#### [THE TASK]
The records that follow are to be repeated without alteration.
[DATA RECORDS start]
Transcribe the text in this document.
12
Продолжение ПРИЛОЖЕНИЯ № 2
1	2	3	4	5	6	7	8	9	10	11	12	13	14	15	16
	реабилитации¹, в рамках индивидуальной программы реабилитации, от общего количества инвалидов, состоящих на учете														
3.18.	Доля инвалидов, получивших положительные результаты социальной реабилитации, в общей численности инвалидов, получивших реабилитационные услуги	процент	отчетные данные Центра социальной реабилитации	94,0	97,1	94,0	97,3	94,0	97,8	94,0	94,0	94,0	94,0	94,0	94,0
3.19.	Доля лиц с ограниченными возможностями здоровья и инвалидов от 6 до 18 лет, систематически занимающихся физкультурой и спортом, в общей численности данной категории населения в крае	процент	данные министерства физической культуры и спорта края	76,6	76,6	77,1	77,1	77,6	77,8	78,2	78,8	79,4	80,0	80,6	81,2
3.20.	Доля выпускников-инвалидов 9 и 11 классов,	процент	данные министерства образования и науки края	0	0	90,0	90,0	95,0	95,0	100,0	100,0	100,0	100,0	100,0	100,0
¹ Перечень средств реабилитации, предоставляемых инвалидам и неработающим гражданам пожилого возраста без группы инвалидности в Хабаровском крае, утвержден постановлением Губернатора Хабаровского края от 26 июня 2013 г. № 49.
[DATA RECORDS end]
#### [EXERCISE OUTPUT]
Transcribe the text in this document.
12
Продолжение ПРИЛОЖЕНИЯ № 2
1	2	3	4	5	6	7	8	9	10	11	12	13	14	15	16
	реабилитации¹, в рамках индивидуальной программы реабилитации, от общего количества инвалидов, состоящих на учете														
3.18.	Доля инвалидов, получивших положительные результаты социальной реабилитации, в общей численности инвалидов, получивших реабилитационные услуги	процент	отчетные данные Центра социальной реабилитации	94,0	97,1	94,0	97,3	94,0	97,8	94,0	94,0	94,0	94,0	94,0	94,0
3.19.	Доля лиц с ограниченными возможностями здоровья и инвалидов от 6 до 18 лет, систематически занимающихся физкультурой и спортом, в общей численности данной категории населения в крае	процент	данные министерства физической культуры и спорта края	76,6	76,6	77,1	77,1	77,6	77,8	78,2	78,8	79,4	80,0	80,6	81,2
3.20.	Доля выпускников-инвалидов 9 и 11 классов,	процент	данные министерства образования и науки края	0	0	90,0	90,0	95,0	95,0	100,0	100,0	100,0	100,0	100,0	100,0
¹ Перечень средств реабилитации, предоставляемых инвалидам и неработающим гражданам пожилого возраста без группы инвалидности в Хабаровском крае, утвержден постановлением Губернатора Хабаровского края от 26 июня 2013 г. № 49.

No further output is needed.